**REQUIRED TASK**
Tally the lines below that contain the word "date", and give only that number.

**ENTRIES SUPPLIED**
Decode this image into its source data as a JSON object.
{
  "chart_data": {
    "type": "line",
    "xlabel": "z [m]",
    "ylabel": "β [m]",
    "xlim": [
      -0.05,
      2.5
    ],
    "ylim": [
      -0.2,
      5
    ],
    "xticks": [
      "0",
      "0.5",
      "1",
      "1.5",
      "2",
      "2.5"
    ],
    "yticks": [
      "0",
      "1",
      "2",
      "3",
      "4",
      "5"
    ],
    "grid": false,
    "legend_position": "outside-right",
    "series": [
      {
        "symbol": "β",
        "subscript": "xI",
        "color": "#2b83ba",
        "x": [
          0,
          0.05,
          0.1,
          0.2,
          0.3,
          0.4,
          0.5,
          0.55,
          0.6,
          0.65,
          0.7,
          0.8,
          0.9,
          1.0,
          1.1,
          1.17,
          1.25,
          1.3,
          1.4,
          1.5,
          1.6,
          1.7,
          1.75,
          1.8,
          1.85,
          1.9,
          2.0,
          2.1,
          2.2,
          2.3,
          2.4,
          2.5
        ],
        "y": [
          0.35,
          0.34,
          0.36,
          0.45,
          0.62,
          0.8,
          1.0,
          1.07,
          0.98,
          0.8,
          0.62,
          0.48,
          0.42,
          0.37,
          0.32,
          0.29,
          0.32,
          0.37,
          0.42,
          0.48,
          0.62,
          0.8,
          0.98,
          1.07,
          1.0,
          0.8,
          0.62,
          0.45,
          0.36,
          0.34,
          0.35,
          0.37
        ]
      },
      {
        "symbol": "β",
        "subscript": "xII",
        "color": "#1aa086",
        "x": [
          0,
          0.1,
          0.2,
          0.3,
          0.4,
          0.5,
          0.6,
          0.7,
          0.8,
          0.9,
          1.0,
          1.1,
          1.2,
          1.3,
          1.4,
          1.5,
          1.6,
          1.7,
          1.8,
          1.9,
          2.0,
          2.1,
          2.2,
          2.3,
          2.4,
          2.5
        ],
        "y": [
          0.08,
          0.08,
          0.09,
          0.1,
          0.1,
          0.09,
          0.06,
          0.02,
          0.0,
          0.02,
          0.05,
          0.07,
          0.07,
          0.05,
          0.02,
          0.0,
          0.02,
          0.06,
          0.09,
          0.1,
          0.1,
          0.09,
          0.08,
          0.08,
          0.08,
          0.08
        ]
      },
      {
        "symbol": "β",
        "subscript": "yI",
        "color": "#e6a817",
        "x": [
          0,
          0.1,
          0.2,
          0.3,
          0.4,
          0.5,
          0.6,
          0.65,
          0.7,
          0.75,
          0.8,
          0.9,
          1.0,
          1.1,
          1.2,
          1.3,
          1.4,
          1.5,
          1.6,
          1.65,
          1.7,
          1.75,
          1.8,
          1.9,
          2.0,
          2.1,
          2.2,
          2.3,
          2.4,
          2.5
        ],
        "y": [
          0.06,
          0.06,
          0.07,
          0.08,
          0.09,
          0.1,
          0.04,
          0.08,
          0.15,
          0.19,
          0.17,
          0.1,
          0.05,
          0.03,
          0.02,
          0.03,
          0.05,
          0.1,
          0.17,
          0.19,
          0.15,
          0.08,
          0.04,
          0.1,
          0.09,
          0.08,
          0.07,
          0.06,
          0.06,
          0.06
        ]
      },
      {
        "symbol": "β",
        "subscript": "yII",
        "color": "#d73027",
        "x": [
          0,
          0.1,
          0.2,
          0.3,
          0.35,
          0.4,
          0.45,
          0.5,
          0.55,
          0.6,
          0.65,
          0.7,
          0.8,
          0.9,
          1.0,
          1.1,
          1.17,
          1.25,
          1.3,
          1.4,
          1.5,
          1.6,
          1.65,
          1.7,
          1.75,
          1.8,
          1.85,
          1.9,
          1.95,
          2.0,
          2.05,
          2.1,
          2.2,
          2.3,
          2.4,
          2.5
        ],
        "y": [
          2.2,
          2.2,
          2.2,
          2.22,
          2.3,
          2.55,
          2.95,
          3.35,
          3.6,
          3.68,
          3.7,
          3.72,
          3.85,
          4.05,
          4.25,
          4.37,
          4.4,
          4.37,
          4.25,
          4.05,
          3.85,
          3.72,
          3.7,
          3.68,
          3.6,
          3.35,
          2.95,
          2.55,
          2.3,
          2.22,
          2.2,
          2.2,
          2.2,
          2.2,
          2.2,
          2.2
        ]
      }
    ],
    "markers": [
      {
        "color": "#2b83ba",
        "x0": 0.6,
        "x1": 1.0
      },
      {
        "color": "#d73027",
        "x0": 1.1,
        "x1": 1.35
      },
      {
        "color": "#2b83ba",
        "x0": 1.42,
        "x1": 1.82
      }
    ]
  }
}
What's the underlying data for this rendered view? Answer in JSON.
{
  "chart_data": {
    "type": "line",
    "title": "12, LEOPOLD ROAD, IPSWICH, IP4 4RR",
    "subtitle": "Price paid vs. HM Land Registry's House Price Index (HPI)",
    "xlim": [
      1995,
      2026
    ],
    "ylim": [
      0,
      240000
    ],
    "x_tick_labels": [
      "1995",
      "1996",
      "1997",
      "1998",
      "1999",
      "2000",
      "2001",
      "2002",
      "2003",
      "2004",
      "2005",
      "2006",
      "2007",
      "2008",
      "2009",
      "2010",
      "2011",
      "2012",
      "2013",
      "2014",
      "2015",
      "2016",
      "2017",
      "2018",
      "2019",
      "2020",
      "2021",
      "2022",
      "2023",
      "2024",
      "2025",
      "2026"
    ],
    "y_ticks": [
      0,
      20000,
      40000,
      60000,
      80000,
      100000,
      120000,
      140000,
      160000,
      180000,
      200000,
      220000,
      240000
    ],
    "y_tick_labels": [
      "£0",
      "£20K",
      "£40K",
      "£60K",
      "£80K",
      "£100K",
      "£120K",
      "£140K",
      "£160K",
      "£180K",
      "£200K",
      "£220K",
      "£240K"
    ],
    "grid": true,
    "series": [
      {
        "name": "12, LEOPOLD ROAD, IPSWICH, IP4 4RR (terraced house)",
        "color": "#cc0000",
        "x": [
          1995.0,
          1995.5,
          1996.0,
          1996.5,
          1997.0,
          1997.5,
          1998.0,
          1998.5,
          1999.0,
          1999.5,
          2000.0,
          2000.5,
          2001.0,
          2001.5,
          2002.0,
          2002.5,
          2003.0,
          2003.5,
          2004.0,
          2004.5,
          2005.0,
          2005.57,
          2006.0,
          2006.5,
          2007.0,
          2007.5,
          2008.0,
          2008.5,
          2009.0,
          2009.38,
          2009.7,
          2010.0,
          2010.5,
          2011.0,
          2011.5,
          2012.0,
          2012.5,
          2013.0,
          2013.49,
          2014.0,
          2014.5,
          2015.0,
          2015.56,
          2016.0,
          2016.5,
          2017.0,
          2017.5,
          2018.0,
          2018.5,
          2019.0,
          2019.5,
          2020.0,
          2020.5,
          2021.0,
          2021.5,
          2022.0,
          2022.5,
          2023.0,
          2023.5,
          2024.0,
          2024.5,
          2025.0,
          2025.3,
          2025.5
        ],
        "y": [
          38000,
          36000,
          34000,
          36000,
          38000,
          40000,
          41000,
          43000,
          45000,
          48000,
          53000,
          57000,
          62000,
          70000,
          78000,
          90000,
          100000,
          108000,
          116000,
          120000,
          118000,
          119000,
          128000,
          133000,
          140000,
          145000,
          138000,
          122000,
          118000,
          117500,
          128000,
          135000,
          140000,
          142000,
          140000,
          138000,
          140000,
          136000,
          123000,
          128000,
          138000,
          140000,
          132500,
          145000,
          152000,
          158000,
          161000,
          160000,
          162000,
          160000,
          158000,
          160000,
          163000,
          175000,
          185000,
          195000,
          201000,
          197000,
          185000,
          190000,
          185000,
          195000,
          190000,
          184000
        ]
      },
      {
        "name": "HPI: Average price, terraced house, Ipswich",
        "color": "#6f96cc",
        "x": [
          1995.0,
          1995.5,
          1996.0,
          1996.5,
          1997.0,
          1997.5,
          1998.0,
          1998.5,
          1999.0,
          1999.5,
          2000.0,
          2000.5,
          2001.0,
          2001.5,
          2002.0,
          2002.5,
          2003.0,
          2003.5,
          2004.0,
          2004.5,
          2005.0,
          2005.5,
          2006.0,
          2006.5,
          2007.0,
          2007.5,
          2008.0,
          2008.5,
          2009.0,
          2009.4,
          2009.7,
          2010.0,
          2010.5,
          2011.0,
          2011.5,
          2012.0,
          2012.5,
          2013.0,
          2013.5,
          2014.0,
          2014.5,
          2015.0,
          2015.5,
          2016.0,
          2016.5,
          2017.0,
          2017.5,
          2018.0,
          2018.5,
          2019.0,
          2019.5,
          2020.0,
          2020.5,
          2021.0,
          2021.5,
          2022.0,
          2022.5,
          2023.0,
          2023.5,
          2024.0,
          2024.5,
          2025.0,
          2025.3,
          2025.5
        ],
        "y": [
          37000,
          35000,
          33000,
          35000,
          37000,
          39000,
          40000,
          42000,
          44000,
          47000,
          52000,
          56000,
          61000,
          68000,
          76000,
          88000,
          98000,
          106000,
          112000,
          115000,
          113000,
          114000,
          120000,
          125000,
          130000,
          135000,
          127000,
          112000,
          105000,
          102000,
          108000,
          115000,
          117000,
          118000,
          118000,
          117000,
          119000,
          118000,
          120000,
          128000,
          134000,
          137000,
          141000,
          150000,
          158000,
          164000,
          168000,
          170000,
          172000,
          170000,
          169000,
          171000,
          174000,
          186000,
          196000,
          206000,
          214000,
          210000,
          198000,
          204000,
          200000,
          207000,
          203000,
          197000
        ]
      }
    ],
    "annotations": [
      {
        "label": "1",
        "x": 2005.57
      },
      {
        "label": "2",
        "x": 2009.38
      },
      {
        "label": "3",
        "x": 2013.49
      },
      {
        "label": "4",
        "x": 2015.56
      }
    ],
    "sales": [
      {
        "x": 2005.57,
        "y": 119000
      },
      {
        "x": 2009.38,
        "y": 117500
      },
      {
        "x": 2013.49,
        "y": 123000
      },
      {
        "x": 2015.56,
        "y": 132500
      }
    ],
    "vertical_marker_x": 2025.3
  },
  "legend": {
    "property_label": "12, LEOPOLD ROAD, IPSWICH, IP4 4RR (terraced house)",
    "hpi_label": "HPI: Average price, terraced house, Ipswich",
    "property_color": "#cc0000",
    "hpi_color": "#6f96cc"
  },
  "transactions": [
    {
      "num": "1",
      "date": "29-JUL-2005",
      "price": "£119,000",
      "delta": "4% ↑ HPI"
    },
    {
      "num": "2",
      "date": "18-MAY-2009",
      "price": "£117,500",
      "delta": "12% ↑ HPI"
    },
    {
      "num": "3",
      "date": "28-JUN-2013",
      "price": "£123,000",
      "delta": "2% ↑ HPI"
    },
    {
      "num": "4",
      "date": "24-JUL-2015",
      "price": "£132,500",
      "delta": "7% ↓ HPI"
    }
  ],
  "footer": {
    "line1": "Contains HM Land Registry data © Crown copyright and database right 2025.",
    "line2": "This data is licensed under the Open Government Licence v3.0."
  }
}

**SOLUTION FOR THIS EXERCISE**
4